- GIVEN TASK
Transcribe every one of the following rows word for word, leaving the pictures out of your copy.

- EXTRACTED DATA
::::

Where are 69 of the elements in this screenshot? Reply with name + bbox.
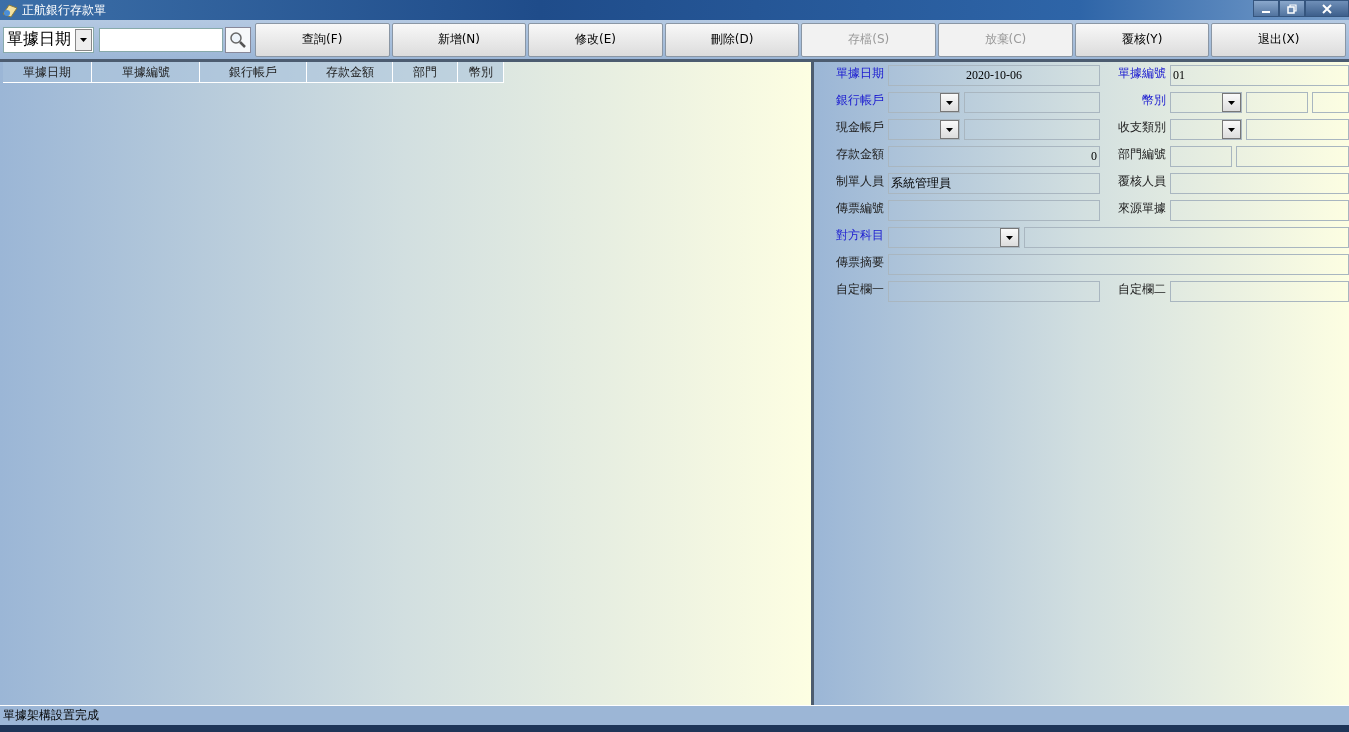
search-button[interactable] xyxy=(225,26,251,53)
field-label: 制單人員 xyxy=(835,173,884,189)
field-label: 部門編號 xyxy=(1117,146,1166,162)
field-label: 幣別 xyxy=(1141,92,1166,108)
window-title: 正航銀行存款單 xyxy=(22,1,106,19)
column-header[interactable]: 銀行帳戶 xyxy=(200,62,307,83)
field-label: 傳票摘要 xyxy=(835,254,884,270)
close-icon xyxy=(1322,3,1332,14)
toolbar-button[interactable]: 退出(X) xyxy=(1211,22,1346,57)
field-label: 收支類別 xyxy=(1117,119,1166,135)
toolbar-button[interactable]: 覆核(Y) xyxy=(1074,22,1210,57)
field-label: 覆核人員 xyxy=(1117,173,1166,189)
toolbar-button[interactable]: 修改(E) xyxy=(528,22,663,57)
field-label: 銀行帳戶 xyxy=(835,92,884,108)
field-label: 對方科目 xyxy=(835,227,884,243)
input-field[interactable] xyxy=(964,119,1100,140)
input-field[interactable]: 系統管理員 xyxy=(888,173,1100,194)
input-field[interactable]: 2020-10-06 xyxy=(888,65,1100,86)
restore-button[interactable] xyxy=(1279,0,1305,17)
field-label: 存款金額 xyxy=(835,146,884,162)
status-message: 單據架構設置完成 xyxy=(3,707,99,724)
input-field[interactable] xyxy=(1246,119,1349,140)
column-header[interactable]: 單據編號 xyxy=(92,62,200,83)
combo-field[interactable] xyxy=(888,227,1020,248)
input-field[interactable] xyxy=(1170,281,1349,302)
combo-field[interactable] xyxy=(1170,119,1242,140)
toolbar-button[interactable]: 刪除(D) xyxy=(664,22,800,57)
caret-icon xyxy=(946,127,953,132)
input-field[interactable]: 01 xyxy=(1170,65,1349,86)
input-field[interactable] xyxy=(1170,173,1349,194)
input-field[interactable] xyxy=(964,92,1100,113)
field-label: 單據編號 xyxy=(1117,65,1166,81)
input-field[interactable] xyxy=(888,254,1349,275)
input-field[interactable] xyxy=(1170,200,1349,221)
combo-field[interactable] xyxy=(1170,92,1242,113)
close-button[interactable] xyxy=(1305,0,1349,17)
input-field[interactable] xyxy=(1236,146,1349,167)
combo-field[interactable] xyxy=(888,92,960,113)
input-field[interactable] xyxy=(1312,92,1349,113)
field-label: 單據日期 xyxy=(835,65,884,81)
app-icon xyxy=(2,2,18,18)
field-label: 現金帳戶 xyxy=(835,119,884,135)
search-field[interactable] xyxy=(99,27,224,52)
column-header[interactable]: 部門 xyxy=(393,62,458,83)
field-label: 自定欄二 xyxy=(1117,281,1166,297)
field-label: 自定欄一 xyxy=(835,281,884,297)
column-header[interactable]: 幣別 xyxy=(458,62,504,83)
caret-icon xyxy=(80,37,88,42)
combo-field[interactable] xyxy=(888,119,960,140)
toolbar-button[interactable]: 新增(N) xyxy=(391,22,527,57)
input-field[interactable] xyxy=(888,281,1100,302)
column-header[interactable]: 單據日期 xyxy=(3,62,92,83)
filter-dropdown[interactable]: 單據日期 xyxy=(3,26,95,53)
caret-icon xyxy=(1006,235,1013,240)
input-field[interactable] xyxy=(1024,227,1349,248)
caret-icon xyxy=(946,100,953,105)
input-field[interactable] xyxy=(1246,92,1308,113)
field-label: 傳票編號 xyxy=(835,200,884,216)
caret-icon xyxy=(1228,127,1235,132)
minimize-icon xyxy=(1262,10,1270,13)
input-field[interactable] xyxy=(1170,146,1232,167)
caret-icon xyxy=(1228,100,1235,105)
field-label: 來源單據 xyxy=(1117,200,1166,216)
column-header[interactable]: 存款金額 xyxy=(307,62,393,83)
restore-icon xyxy=(1287,3,1297,14)
toolbar-button[interactable]: 查詢(F) xyxy=(254,22,390,57)
input-field[interactable] xyxy=(888,200,1100,221)
input-field[interactable]: 0 xyxy=(888,146,1100,167)
minimize-button[interactable] xyxy=(1253,0,1279,17)
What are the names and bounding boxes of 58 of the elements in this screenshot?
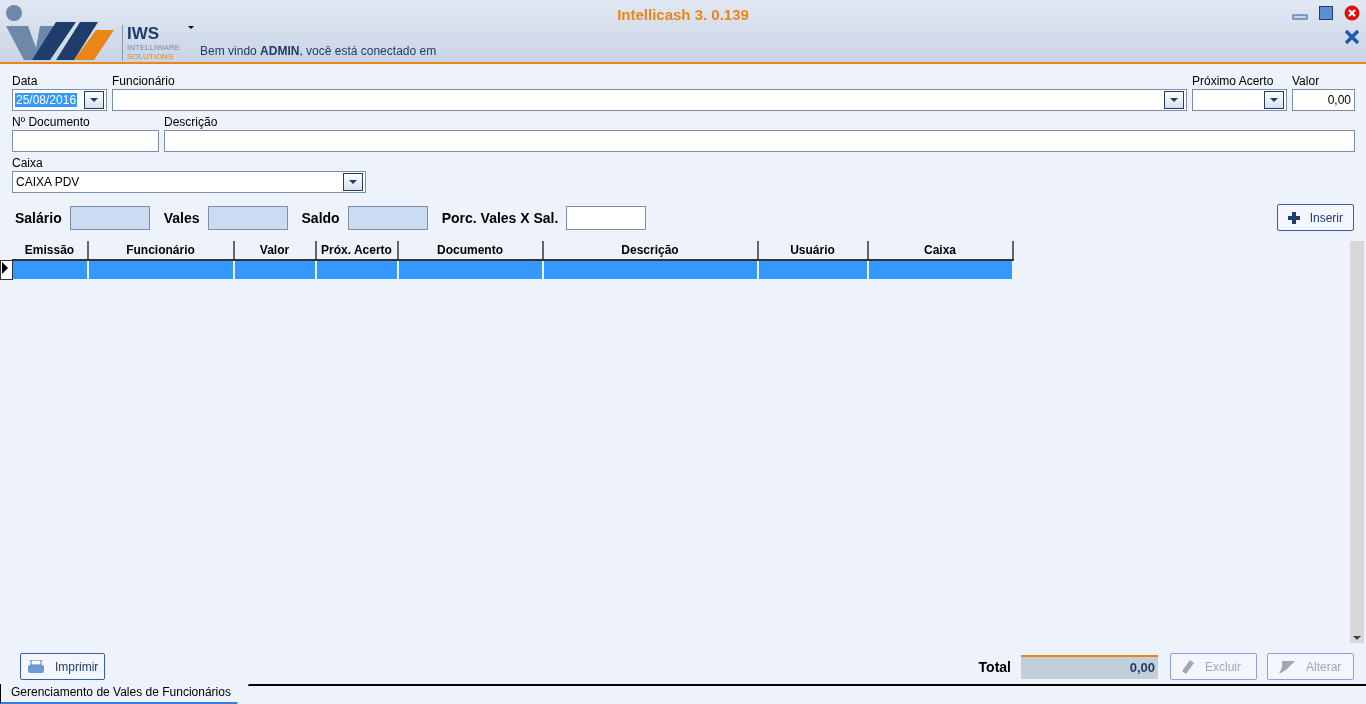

::::

- SOLVED EXERCISE
Where are 69 of the elements in this screenshot? Reply with name + bbox.
search-button[interactable] xyxy=(225,26,251,53)
field-label: 制單人員 xyxy=(835,173,884,189)
field-label: 部門編號 xyxy=(1117,146,1166,162)
field-label: 幣別 xyxy=(1141,92,1166,108)
window-title: 正航銀行存款單 xyxy=(22,1,106,19)
column-header[interactable]: 銀行帳戶 xyxy=(200,62,307,83)
field-label: 傳票摘要 xyxy=(835,254,884,270)
close-icon xyxy=(1322,3,1332,14)
toolbar-button[interactable]: 退出(X) xyxy=(1211,22,1346,57)
field-label: 收支類別 xyxy=(1117,119,1166,135)
toolbar-button[interactable]: 覆核(Y) xyxy=(1074,22,1210,57)
field-label: 覆核人員 xyxy=(1117,173,1166,189)
toolbar-button[interactable]: 修改(E) xyxy=(528,22,663,57)
field-label: 銀行帳戶 xyxy=(835,92,884,108)
field-label: 對方科目 xyxy=(835,227,884,243)
input-field[interactable] xyxy=(964,119,1100,140)
input-field[interactable]: 系統管理員 xyxy=(888,173,1100,194)
input-field[interactable]: 2020-10-06 xyxy=(888,65,1100,86)
restore-button[interactable] xyxy=(1279,0,1305,17)
field-label: 存款金額 xyxy=(835,146,884,162)
status-message: 單據架構設置完成 xyxy=(3,707,99,724)
input-field[interactable] xyxy=(1246,119,1349,140)
column-header[interactable]: 單據編號 xyxy=(92,62,200,83)
combo-field[interactable] xyxy=(888,227,1020,248)
input-field[interactable] xyxy=(1170,281,1349,302)
combo-field[interactable] xyxy=(1170,119,1242,140)
toolbar-button[interactable]: 刪除(D) xyxy=(664,22,800,57)
caret-icon xyxy=(946,127,953,132)
input-field[interactable]: 01 xyxy=(1170,65,1349,86)
input-field[interactable] xyxy=(1170,173,1349,194)
input-field[interactable] xyxy=(964,92,1100,113)
field-label: 單據編號 xyxy=(1117,65,1166,81)
input-field[interactable] xyxy=(888,254,1349,275)
input-field[interactable] xyxy=(1170,200,1349,221)
combo-field[interactable] xyxy=(1170,92,1242,113)
close-button[interactable] xyxy=(1305,0,1349,17)
input-field[interactable] xyxy=(1236,146,1349,167)
combo-field[interactable] xyxy=(888,92,960,113)
input-field[interactable] xyxy=(1312,92,1349,113)
field-label: 單據日期 xyxy=(835,65,884,81)
app-icon xyxy=(2,2,18,18)
field-label: 現金帳戶 xyxy=(835,119,884,135)
search-field[interactable] xyxy=(99,27,224,52)
column-header[interactable]: 部門 xyxy=(393,62,458,83)
field-label: 自定欄二 xyxy=(1117,281,1166,297)
field-label: 自定欄一 xyxy=(835,281,884,297)
column-header[interactable]: 幣別 xyxy=(458,62,504,83)
caret-icon xyxy=(80,37,88,42)
combo-field[interactable] xyxy=(888,119,960,140)
toolbar-button[interactable]: 新增(N) xyxy=(391,22,527,57)
input-field[interactable] xyxy=(888,281,1100,302)
column-header[interactable]: 單據日期 xyxy=(3,62,92,83)
filter-dropdown[interactable]: 單據日期 xyxy=(3,26,95,53)
caret-icon xyxy=(1006,235,1013,240)
input-field[interactable] xyxy=(1024,227,1349,248)
caret-icon xyxy=(946,100,953,105)
input-field[interactable] xyxy=(1246,92,1308,113)
field-label: 傳票編號 xyxy=(835,200,884,216)
caret-icon xyxy=(1228,127,1235,132)
minimize-icon xyxy=(1262,10,1270,13)
input-field[interactable] xyxy=(1170,146,1232,167)
caret-icon xyxy=(1228,100,1235,105)
field-label: 來源單據 xyxy=(1117,200,1166,216)
column-header[interactable]: 存款金額 xyxy=(307,62,393,83)
restore-icon xyxy=(1287,3,1297,14)
toolbar-button[interactable]: 查詢(F) xyxy=(254,22,390,57)
input-field[interactable] xyxy=(888,200,1100,221)
input-field[interactable]: 0 xyxy=(888,146,1100,167)
minimize-button[interactable] xyxy=(1253,0,1279,17)
What are the names and bounding boxes of 58 of the elements in this screenshot?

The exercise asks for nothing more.